» What is expected: Only the pictures stay out; every record is to be quoted exactly.

» Data for this task:
|---|

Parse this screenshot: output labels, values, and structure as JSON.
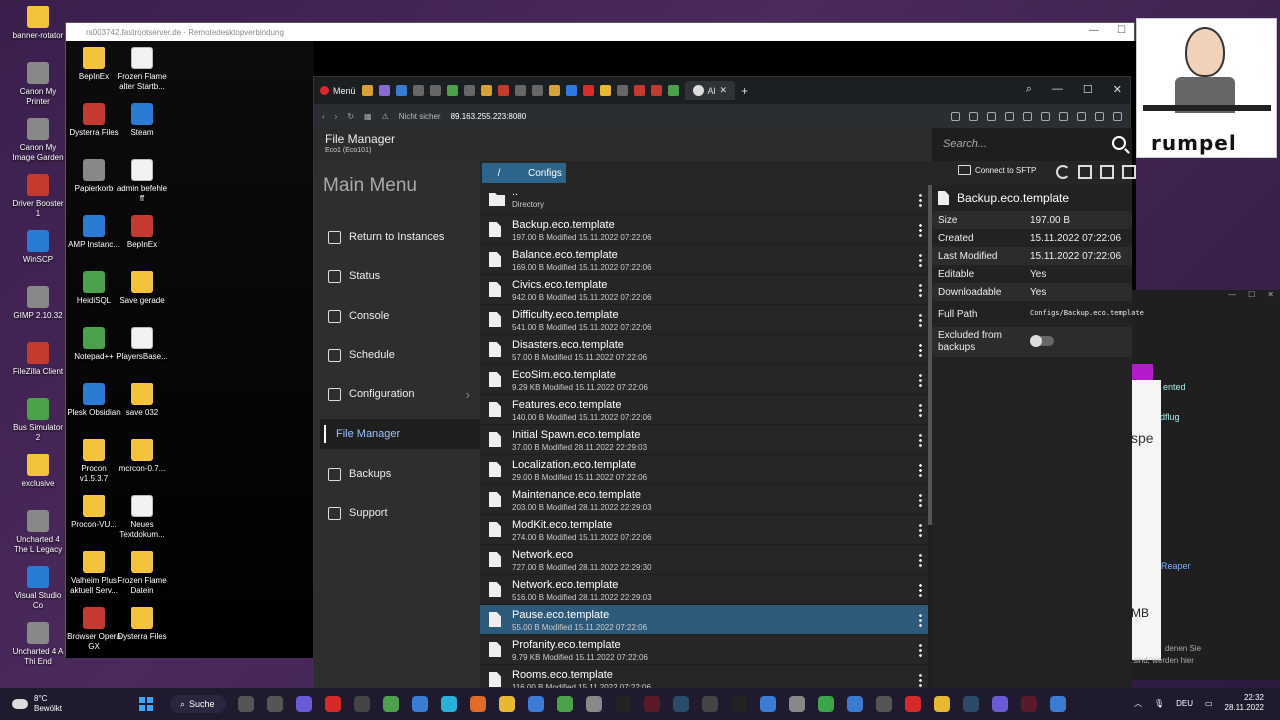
{
  "desktop_icons": [
    {
      "label": "banner-rotator",
      "kind": "folder"
    },
    {
      "label": "Canon My Printer",
      "kind": "app4"
    },
    {
      "label": "Canon My Image Garden",
      "kind": "app4"
    },
    {
      "label": "Driver Booster 1",
      "kind": "app2"
    },
    {
      "label": "WinSCP",
      "kind": "app1"
    },
    {
      "label": "GIMP 2.10.32",
      "kind": "app4"
    },
    {
      "label": "FileZilla Client",
      "kind": "app2"
    },
    {
      "label": "Bus Simulator 2",
      "kind": "app3"
    },
    {
      "label": "exclusive",
      "kind": "folder"
    },
    {
      "label": "Uncharted 4 The L Legacy",
      "kind": "app4"
    },
    {
      "label": "Visual Studio Co",
      "kind": "app1"
    },
    {
      "label": "Uncharted 4 A Thi End",
      "kind": "app4"
    }
  ],
  "rdp_icons": [
    {
      "label": "BepInEx",
      "kind": "folder"
    },
    {
      "label": "Frozen Flame alter Startb...",
      "kind": "file"
    },
    {
      "label": "Dysterra Files",
      "kind": "app2"
    },
    {
      "label": "Steam",
      "kind": "app1"
    },
    {
      "label": "Papierkorb",
      "kind": "app4"
    },
    {
      "label": "admin befehle ff",
      "kind": "file"
    },
    {
      "label": "AMP Instanc...",
      "kind": "app1"
    },
    {
      "label": "BepInEx",
      "kind": "app2"
    },
    {
      "label": "HeidiSQL",
      "kind": "app3"
    },
    {
      "label": "Save gerade",
      "kind": "folder"
    },
    {
      "label": "Notepad++",
      "kind": "app3"
    },
    {
      "label": "PlayersBase...",
      "kind": "file"
    },
    {
      "label": "Plesk Obsidian",
      "kind": "app1"
    },
    {
      "label": "save 032",
      "kind": "folder"
    },
    {
      "label": "Procon v1.5.3.7",
      "kind": "folder"
    },
    {
      "label": "mcrcon-0.7...",
      "kind": "folder"
    },
    {
      "label": "Procon-VU...",
      "kind": "folder"
    },
    {
      "label": "Neues Textdokum...",
      "kind": "file"
    },
    {
      "label": "Valheim Plus aktuell Serv...",
      "kind": "folder"
    },
    {
      "label": "Frozen Flame Datein",
      "kind": "folder"
    },
    {
      "label": "Browser Opera GX",
      "kind": "app2"
    },
    {
      "label": "Dysterra Files",
      "kind": "folder"
    }
  ],
  "rdp": {
    "title": "rs003742.fastrootserver.de - Remotedesktopverbindung"
  },
  "browser": {
    "menu_label": "Menü",
    "active_tab": "Al",
    "address_insecure": "Nicht sicher",
    "address_url": "89.163.255.223:8080"
  },
  "app": {
    "title": "File Manager",
    "subtitle": "Eco1 (Eco101)",
    "search_placeholder": "Search...",
    "menu_title": "Main Menu",
    "nav": [
      {
        "label": "Return to Instances",
        "icon": "return-icon"
      },
      {
        "label": "Status",
        "icon": "status-icon"
      },
      {
        "label": "Console",
        "icon": "console-icon"
      },
      {
        "label": "Schedule",
        "icon": "schedule-icon"
      },
      {
        "label": "Configuration",
        "icon": "gear-icon"
      },
      {
        "label": "File Manager",
        "icon": "file-icon"
      },
      {
        "label": "Backups",
        "icon": "database-icon"
      },
      {
        "label": "Support",
        "icon": "support-icon"
      }
    ],
    "breadcrumb_root": "/",
    "breadcrumb_current": "Configs",
    "sftp_label": "Connect to SFTP",
    "files": [
      {
        "name": "..",
        "meta": "Directory",
        "dir": true
      },
      {
        "name": "Backup.eco.template",
        "meta": "197.00 B Modified 15.11.2022 07:22:06"
      },
      {
        "name": "Balance.eco.template",
        "meta": "169.00 B Modified 15.11.2022 07:22:06"
      },
      {
        "name": "Civics.eco.template",
        "meta": "942.00 B Modified 15.11.2022 07:22:06"
      },
      {
        "name": "Difficulty.eco.template",
        "meta": "541.00 B Modified 15.11.2022 07:22:06"
      },
      {
        "name": "Disasters.eco.template",
        "meta": "57.00 B Modified 15.11.2022 07:22:06"
      },
      {
        "name": "EcoSim.eco.template",
        "meta": "9.29 KB Modified 15.11.2022 07:22:06"
      },
      {
        "name": "Features.eco.template",
        "meta": "140.00 B Modified 15.11.2022 07:22:06"
      },
      {
        "name": "Initial Spawn.eco.template",
        "meta": "37.00 B Modified 28.11.2022 22:29:03"
      },
      {
        "name": "Localization.eco.template",
        "meta": "29.00 B Modified 15.11.2022 07:22:06"
      },
      {
        "name": "Maintenance.eco.template",
        "meta": "203.00 B Modified 28.11.2022 22:29:03"
      },
      {
        "name": "ModKit.eco.template",
        "meta": "274.00 B Modified 15.11.2022 07:22:06"
      },
      {
        "name": "Network.eco",
        "meta": "727.00 B Modified 28.11.2022 22:29:30"
      },
      {
        "name": "Network.eco.template",
        "meta": "516.00 B Modified 28.11.2022 22:29:03"
      },
      {
        "name": "Pause.eco.template",
        "meta": "55.00 B Modified 15.11.2022 07:22:06",
        "selected": true
      },
      {
        "name": "Profanity.eco.template",
        "meta": "9.79 KB Modified 15.11.2022 07:22:06"
      },
      {
        "name": "Rooms.eco.template",
        "meta": "116.00 B Modified 15.11.2022 07:22:06"
      }
    ],
    "details": {
      "filename": "Backup.eco.template",
      "rows": [
        {
          "k": "Size",
          "v": "197.00 B"
        },
        {
          "k": "Created",
          "v": "15.11.2022 07:22:06"
        },
        {
          "k": "Last Modified",
          "v": "15.11.2022 07:22:06"
        },
        {
          "k": "Editable",
          "v": "Yes"
        },
        {
          "k": "Downloadable",
          "v": "Yes"
        }
      ],
      "full_path_label": "Full Path",
      "full_path": "Configs/Backup.eco.template",
      "excluded_label": "Excluded from backups"
    }
  },
  "side_window": {
    "texts": [
      "ented",
      "dflug",
      "spe",
      "Reaper",
      "MB",
      "denen Sie",
      "sind, werden hier"
    ]
  },
  "webcam": {
    "name": "rumpel"
  },
  "taskbar": {
    "weather_temp": "8°C",
    "weather_desc": "Bewölkt",
    "search_label": "Suche",
    "lang": "DEU",
    "time": "22:32",
    "date": "28.11.2022"
  }
}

|---|

» Exercise output:
Parse this screenshot: output labels, values, and structure as JSON.
{
  "desktop_icons": [
    {
      "label": "banner-rotator",
      "kind": "folder"
    },
    {
      "label": "Canon My Printer",
      "kind": "app4"
    },
    {
      "label": "Canon My Image Garden",
      "kind": "app4"
    },
    {
      "label": "Driver Booster 1",
      "kind": "app2"
    },
    {
      "label": "WinSCP",
      "kind": "app1"
    },
    {
      "label": "GIMP 2.10.32",
      "kind": "app4"
    },
    {
      "label": "FileZilla Client",
      "kind": "app2"
    },
    {
      "label": "Bus Simulator 2",
      "kind": "app3"
    },
    {
      "label": "exclusive",
      "kind": "folder"
    },
    {
      "label": "Uncharted 4 The L Legacy",
      "kind": "app4"
    },
    {
      "label": "Visual Studio Co",
      "kind": "app1"
    },
    {
      "label": "Uncharted 4 A Thi End",
      "kind": "app4"
    }
  ],
  "rdp_icons": [
    {
      "label": "BepInEx",
      "kind": "folder"
    },
    {
      "label": "Frozen Flame alter Startb...",
      "kind": "file"
    },
    {
      "label": "Dysterra Files",
      "kind": "app2"
    },
    {
      "label": "Steam",
      "kind": "app1"
    },
    {
      "label": "Papierkorb",
      "kind": "app4"
    },
    {
      "label": "admin befehle ff",
      "kind": "file"
    },
    {
      "label": "AMP Instanc...",
      "kind": "app1"
    },
    {
      "label": "BepInEx",
      "kind": "app2"
    },
    {
      "label": "HeidiSQL",
      "kind": "app3"
    },
    {
      "label": "Save gerade",
      "kind": "folder"
    },
    {
      "label": "Notepad++",
      "kind": "app3"
    },
    {
      "label": "PlayersBase...",
      "kind": "file"
    },
    {
      "label": "Plesk Obsidian",
      "kind": "app1"
    },
    {
      "label": "save 032",
      "kind": "folder"
    },
    {
      "label": "Procon v1.5.3.7",
      "kind": "folder"
    },
    {
      "label": "mcrcon-0.7...",
      "kind": "folder"
    },
    {
      "label": "Procon-VU...",
      "kind": "folder"
    },
    {
      "label": "Neues Textdokum...",
      "kind": "file"
    },
    {
      "label": "Valheim Plus aktuell Serv...",
      "kind": "folder"
    },
    {
      "label": "Frozen Flame Datein",
      "kind": "folder"
    },
    {
      "label": "Browser Opera GX",
      "kind": "app2"
    },
    {
      "label": "Dysterra Files",
      "kind": "folder"
    }
  ],
  "rdp": {
    "title": "rs003742.fastrootserver.de - Remotedesktopverbindung"
  },
  "browser": {
    "menu_label": "Menü",
    "active_tab": "Al",
    "address_insecure": "Nicht sicher",
    "address_url": "89.163.255.223:8080"
  },
  "app": {
    "title": "File Manager",
    "subtitle": "Eco1 (Eco101)",
    "search_placeholder": "Search...",
    "menu_title": "Main Menu",
    "nav": [
      {
        "label": "Return to Instances",
        "icon": "return-icon"
      },
      {
        "label": "Status",
        "icon": "status-icon"
      },
      {
        "label": "Console",
        "icon": "console-icon"
      },
      {
        "label": "Schedule",
        "icon": "schedule-icon"
      },
      {
        "label": "Configuration",
        "icon": "gear-icon"
      },
      {
        "label": "File Manager",
        "icon": "file-icon"
      },
      {
        "label": "Backups",
        "icon": "database-icon"
      },
      {
        "label": "Support",
        "icon": "support-icon"
      }
    ],
    "breadcrumb_root": "/",
    "breadcrumb_current": "Configs",
    "sftp_label": "Connect to SFTP",
    "files": [
      {
        "name": "..",
        "meta": "Directory",
        "dir": true
      },
      {
        "name": "Backup.eco.template",
        "meta": "197.00 B Modified 15.11.2022 07:22:06"
      },
      {
        "name": "Balance.eco.template",
        "meta": "169.00 B Modified 15.11.2022 07:22:06"
      },
      {
        "name": "Civics.eco.template",
        "meta": "942.00 B Modified 15.11.2022 07:22:06"
      },
      {
        "name": "Difficulty.eco.template",
        "meta": "541.00 B Modified 15.11.2022 07:22:06"
      },
      {
        "name": "Disasters.eco.template",
        "meta": "57.00 B Modified 15.11.2022 07:22:06"
      },
      {
        "name": "EcoSim.eco.template",
        "meta": "9.29 KB Modified 15.11.2022 07:22:06"
      },
      {
        "name": "Features.eco.template",
        "meta": "140.00 B Modified 15.11.2022 07:22:06"
      },
      {
        "name": "Initial Spawn.eco.template",
        "meta": "37.00 B Modified 28.11.2022 22:29:03"
      },
      {
        "name": "Localization.eco.template",
        "meta": "29.00 B Modified 15.11.2022 07:22:06"
      },
      {
        "name": "Maintenance.eco.template",
        "meta": "203.00 B Modified 28.11.2022 22:29:03"
      },
      {
        "name": "ModKit.eco.template",
        "meta": "274.00 B Modified 15.11.2022 07:22:06"
      },
      {
        "name": "Network.eco",
        "meta": "727.00 B Modified 28.11.2022 22:29:30"
      },
      {
        "name": "Network.eco.template",
        "meta": "516.00 B Modified 28.11.2022 22:29:03"
      },
      {
        "name": "Pause.eco.template",
        "meta": "55.00 B Modified 15.11.2022 07:22:06",
        "selected": true
      },
      {
        "name": "Profanity.eco.template",
        "meta": "9.79 KB Modified 15.11.2022 07:22:06"
      },
      {
        "name": "Rooms.eco.template",
        "meta": "116.00 B Modified 15.11.2022 07:22:06"
      }
    ],
    "details": {
      "filename": "Backup.eco.template",
      "rows": [
        {
          "k": "Size",
          "v": "197.00 B"
        },
        {
          "k": "Created",
          "v": "15.11.2022 07:22:06"
        },
        {
          "k": "Last Modified",
          "v": "15.11.2022 07:22:06"
        },
        {
          "k": "Editable",
          "v": "Yes"
        },
        {
          "k": "Downloadable",
          "v": "Yes"
        }
      ],
      "full_path_label": "Full Path",
      "full_path": "Configs/Backup.eco.template",
      "excluded_label": "Excluded from backups"
    }
  },
  "side_window": {
    "texts": [
      "ented",
      "dflug",
      "spe",
      "Reaper",
      "MB",
      "denen Sie",
      "sind, werden hier"
    ]
  },
  "webcam": {
    "name": "rumpel"
  },
  "taskbar": {
    "weather_temp": "8°C",
    "weather_desc": "Bewölkt",
    "search_label": "Suche",
    "lang": "DEU",
    "time": "22:32",
    "date": "28.11.2022"
  }
}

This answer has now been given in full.